* begin *

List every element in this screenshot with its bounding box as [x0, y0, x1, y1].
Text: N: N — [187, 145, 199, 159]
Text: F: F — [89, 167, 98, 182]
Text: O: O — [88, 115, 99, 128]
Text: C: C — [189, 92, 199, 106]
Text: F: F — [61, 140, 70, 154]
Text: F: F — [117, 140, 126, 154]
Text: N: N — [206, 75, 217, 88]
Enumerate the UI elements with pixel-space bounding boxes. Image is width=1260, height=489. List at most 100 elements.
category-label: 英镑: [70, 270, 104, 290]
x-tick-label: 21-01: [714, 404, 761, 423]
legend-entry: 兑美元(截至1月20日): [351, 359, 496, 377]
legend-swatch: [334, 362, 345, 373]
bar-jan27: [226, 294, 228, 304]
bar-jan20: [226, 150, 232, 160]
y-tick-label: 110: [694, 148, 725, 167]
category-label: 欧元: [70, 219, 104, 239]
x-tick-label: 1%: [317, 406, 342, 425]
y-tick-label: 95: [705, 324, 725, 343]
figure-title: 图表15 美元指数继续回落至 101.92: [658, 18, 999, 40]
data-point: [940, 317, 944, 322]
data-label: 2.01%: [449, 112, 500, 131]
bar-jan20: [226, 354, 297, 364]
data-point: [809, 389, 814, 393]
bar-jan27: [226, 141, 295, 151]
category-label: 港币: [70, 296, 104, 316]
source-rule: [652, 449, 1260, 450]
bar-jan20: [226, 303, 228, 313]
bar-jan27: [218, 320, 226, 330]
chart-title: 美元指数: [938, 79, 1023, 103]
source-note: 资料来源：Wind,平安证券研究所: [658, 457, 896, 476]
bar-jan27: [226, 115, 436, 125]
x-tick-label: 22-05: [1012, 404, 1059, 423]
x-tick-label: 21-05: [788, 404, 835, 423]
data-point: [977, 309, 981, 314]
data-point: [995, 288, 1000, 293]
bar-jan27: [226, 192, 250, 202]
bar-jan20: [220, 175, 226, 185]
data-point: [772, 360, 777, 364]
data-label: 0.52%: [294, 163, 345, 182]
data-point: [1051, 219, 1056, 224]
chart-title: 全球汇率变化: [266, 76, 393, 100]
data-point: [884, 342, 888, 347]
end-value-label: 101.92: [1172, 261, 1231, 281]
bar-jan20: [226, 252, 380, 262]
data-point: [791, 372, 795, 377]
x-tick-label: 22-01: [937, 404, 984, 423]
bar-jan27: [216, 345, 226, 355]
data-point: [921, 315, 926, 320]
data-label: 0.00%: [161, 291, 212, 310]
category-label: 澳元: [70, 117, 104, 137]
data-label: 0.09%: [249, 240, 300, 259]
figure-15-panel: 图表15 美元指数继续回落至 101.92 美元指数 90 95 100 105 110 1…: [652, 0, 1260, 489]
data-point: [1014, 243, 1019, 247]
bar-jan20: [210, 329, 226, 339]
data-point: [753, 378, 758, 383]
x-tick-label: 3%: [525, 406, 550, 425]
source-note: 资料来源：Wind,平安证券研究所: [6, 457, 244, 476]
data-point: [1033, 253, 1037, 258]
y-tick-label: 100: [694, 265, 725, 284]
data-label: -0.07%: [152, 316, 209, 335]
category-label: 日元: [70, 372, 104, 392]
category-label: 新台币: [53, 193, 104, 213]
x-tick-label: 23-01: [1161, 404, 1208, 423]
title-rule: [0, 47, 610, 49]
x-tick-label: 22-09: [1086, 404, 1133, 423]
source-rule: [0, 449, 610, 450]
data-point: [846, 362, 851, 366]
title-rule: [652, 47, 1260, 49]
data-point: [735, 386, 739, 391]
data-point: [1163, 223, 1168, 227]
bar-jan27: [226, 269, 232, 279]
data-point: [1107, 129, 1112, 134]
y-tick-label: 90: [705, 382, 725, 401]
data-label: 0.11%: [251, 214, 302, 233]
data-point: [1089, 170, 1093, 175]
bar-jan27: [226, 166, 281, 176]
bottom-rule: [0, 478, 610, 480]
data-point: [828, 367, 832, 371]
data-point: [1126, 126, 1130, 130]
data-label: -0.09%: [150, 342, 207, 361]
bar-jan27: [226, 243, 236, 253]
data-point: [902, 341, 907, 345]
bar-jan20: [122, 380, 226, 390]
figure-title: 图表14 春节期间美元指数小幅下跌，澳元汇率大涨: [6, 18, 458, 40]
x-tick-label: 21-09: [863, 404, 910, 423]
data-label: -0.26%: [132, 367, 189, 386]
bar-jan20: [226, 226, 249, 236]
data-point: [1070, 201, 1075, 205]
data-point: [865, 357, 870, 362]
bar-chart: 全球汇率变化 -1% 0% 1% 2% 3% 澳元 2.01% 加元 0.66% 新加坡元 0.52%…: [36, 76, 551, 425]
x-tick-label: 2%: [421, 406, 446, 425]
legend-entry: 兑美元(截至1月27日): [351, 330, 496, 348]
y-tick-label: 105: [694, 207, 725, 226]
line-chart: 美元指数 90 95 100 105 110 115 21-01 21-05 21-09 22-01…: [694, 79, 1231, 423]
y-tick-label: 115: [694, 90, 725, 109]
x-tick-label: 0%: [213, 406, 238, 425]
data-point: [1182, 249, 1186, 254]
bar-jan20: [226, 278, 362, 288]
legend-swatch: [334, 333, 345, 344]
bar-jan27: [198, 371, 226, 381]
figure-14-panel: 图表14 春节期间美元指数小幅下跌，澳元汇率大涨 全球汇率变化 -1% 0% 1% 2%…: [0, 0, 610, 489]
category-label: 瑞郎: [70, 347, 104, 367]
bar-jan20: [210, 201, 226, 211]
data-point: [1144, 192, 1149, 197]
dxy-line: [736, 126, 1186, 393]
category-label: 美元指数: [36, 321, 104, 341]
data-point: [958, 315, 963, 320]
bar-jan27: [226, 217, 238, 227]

* end *

● What to work on: Give the listing above again in full, with every line unchanged.

● Output of the task:
List every element in this screenshot with its bounding box as [x0, y0, x1, y1].
Text: N: N — [187, 145, 199, 159]
Text: F: F — [89, 167, 98, 182]
Text: O: O — [88, 115, 99, 128]
Text: C: C — [189, 92, 199, 106]
Text: F: F — [61, 140, 70, 154]
Text: F: F — [117, 140, 126, 154]
Text: N: N — [206, 75, 217, 88]
Enumerate the UI elements with pixel-space bounding boxes. Image is width=1260, height=489. List at most 100 elements.
category-label: 英镑: [70, 270, 104, 290]
x-tick-label: 21-01: [714, 404, 761, 423]
legend-entry: 兑美元(截至1月20日): [351, 359, 496, 377]
legend-swatch: [334, 362, 345, 373]
bar-jan27: [226, 294, 228, 304]
bar-jan20: [226, 150, 232, 160]
y-tick-label: 110: [694, 148, 725, 167]
category-label: 欧元: [70, 219, 104, 239]
x-tick-label: 1%: [317, 406, 342, 425]
y-tick-label: 95: [705, 324, 725, 343]
figure-title: 图表15 美元指数继续回落至 101.92: [658, 18, 999, 40]
data-point: [940, 317, 944, 322]
data-label: 2.01%: [449, 112, 500, 131]
bar-jan20: [226, 354, 297, 364]
data-point: [809, 389, 814, 393]
bar-jan27: [226, 141, 295, 151]
category-label: 港币: [70, 296, 104, 316]
source-rule: [652, 449, 1260, 450]
bar-jan20: [226, 303, 228, 313]
bar-jan27: [218, 320, 226, 330]
chart-title: 美元指数: [938, 79, 1023, 103]
source-note: 资料来源：Wind,平安证券研究所: [658, 457, 896, 476]
bar-jan27: [226, 115, 436, 125]
x-tick-label: 22-05: [1012, 404, 1059, 423]
x-tick-label: 21-05: [788, 404, 835, 423]
data-point: [977, 309, 981, 314]
data-point: [995, 288, 1000, 293]
bar-jan27: [226, 192, 250, 202]
bar-jan20: [220, 175, 226, 185]
data-point: [772, 360, 777, 364]
data-label: 0.52%: [294, 163, 345, 182]
data-point: [1051, 219, 1056, 224]
chart-title: 全球汇率变化: [266, 76, 393, 100]
data-point: [884, 342, 888, 347]
end-value-label: 101.92: [1172, 261, 1231, 281]
bar-jan20: [226, 252, 380, 262]
data-point: [791, 372, 795, 377]
x-tick-label: 22-01: [937, 404, 984, 423]
bar-jan27: [216, 345, 226, 355]
data-point: [921, 315, 926, 320]
data-label: 0.00%: [161, 291, 212, 310]
category-label: 澳元: [70, 117, 104, 137]
data-label: 0.09%: [249, 240, 300, 259]
figure-15-panel: 图表15 美元指数继续回落至 101.92 美元指数 90 95 100 105 110 1…: [652, 0, 1260, 489]
data-point: [1014, 243, 1019, 247]
bar-jan20: [210, 329, 226, 339]
data-point: [753, 378, 758, 383]
x-tick-label: 3%: [525, 406, 550, 425]
source-note: 资料来源：Wind,平安证券研究所: [6, 457, 244, 476]
data-point: [1033, 253, 1037, 258]
y-tick-label: 100: [694, 265, 725, 284]
data-label: -0.07%: [152, 316, 209, 335]
category-label: 日元: [70, 372, 104, 392]
category-label: 新台币: [53, 193, 104, 213]
x-tick-label: 23-01: [1161, 404, 1208, 423]
title-rule: [0, 47, 610, 49]
x-tick-label: 22-09: [1086, 404, 1133, 423]
source-rule: [0, 449, 610, 450]
data-point: [846, 362, 851, 366]
title-rule: [652, 47, 1260, 49]
data-point: [735, 386, 739, 391]
data-point: [1163, 223, 1168, 227]
bar-jan27: [226, 269, 232, 279]
data-point: [1107, 129, 1112, 134]
y-tick-label: 90: [705, 382, 725, 401]
data-label: 0.11%: [251, 214, 302, 233]
data-point: [1089, 170, 1093, 175]
bar-jan27: [226, 166, 281, 176]
bottom-rule: [0, 478, 610, 480]
data-point: [828, 367, 832, 371]
data-point: [1126, 126, 1130, 130]
data-label: -0.09%: [150, 342, 207, 361]
bar-jan27: [226, 243, 236, 253]
data-point: [902, 341, 907, 345]
bar-jan20: [122, 380, 226, 390]
figure-title: 图表14 春节期间美元指数小幅下跌，澳元汇率大涨: [6, 18, 458, 40]
x-tick-label: 21-09: [863, 404, 910, 423]
data-label: -0.26%: [132, 367, 189, 386]
bar-jan20: [226, 226, 249, 236]
data-point: [1070, 201, 1075, 205]
data-point: [865, 357, 870, 362]
bar-chart: 全球汇率变化 -1% 0% 1% 2% 3% 澳元 2.01% 加元 0.66% 新加坡元 0.52%…: [36, 76, 551, 425]
x-tick-label: 2%: [421, 406, 446, 425]
legend-entry: 兑美元(截至1月27日): [351, 330, 496, 348]
y-tick-label: 105: [694, 207, 725, 226]
line-chart: 美元指数 90 95 100 105 110 115 21-01 21-05 21-09 22-01…: [694, 79, 1231, 423]
y-tick-label: 115: [694, 90, 725, 109]
x-tick-label: 0%: [213, 406, 238, 425]
data-point: [1182, 249, 1186, 254]
bar-jan20: [226, 278, 362, 288]
legend-swatch: [334, 333, 345, 344]
bar-jan27: [198, 371, 226, 381]
figure-14-panel: 图表14 春节期间美元指数小幅下跌，澳元汇率大涨 全球汇率变化 -1% 0% 1% 2%…: [0, 0, 610, 489]
category-label: 瑞郎: [70, 347, 104, 367]
bar-jan20: [210, 201, 226, 211]
data-point: [1144, 192, 1149, 197]
dxy-line: [736, 126, 1186, 393]
category-label: 美元指数: [36, 321, 104, 341]
data-point: [958, 315, 963, 320]
bar-jan27: [226, 217, 238, 227]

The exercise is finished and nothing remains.